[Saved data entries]
--- begin ---
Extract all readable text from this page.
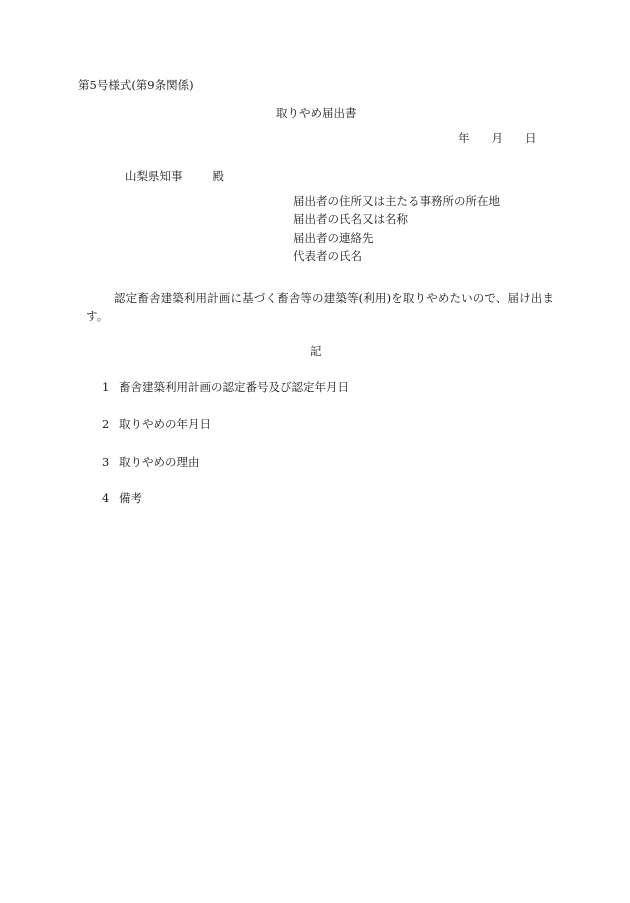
第5号様式(第9条関係)
取りやめ届出書
年 月 日
山梨県知事	殿
届出者の住所又は主たる事務所の所在地
届出者の氏名又は名称
届出者の連絡先
代表者の氏名
認定畜舎建築利用計画に基づく畜舎等の建築等(利用)を取りやめたいので、届け出ます。
記
1 畜舎建築利用計画の認定番号及び認定年月日
2 取りやめの年月日
3 取りやめの理由
4 備考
--- end ---
THE EXERCISE: Return all of the data exactly as written, and drop the pictures.

ANSWER FOR THE TASK:
Extract all readable text from this page.
第5号様式(第9条関係)
取りやめ届出書
年 月 日
山梨県知事	殿
届出者の住所又は主たる事務所の所在地
届出者の氏名又は名称
届出者の連絡先
代表者の氏名
認定畜舎建築利用計画に基づく畜舎等の建築等(利用)を取りやめたいので、届け出ます。
記
1 畜舎建築利用計画の認定番号及び認定年月日
2 取りやめの年月日
3 取りやめの理由
4 備考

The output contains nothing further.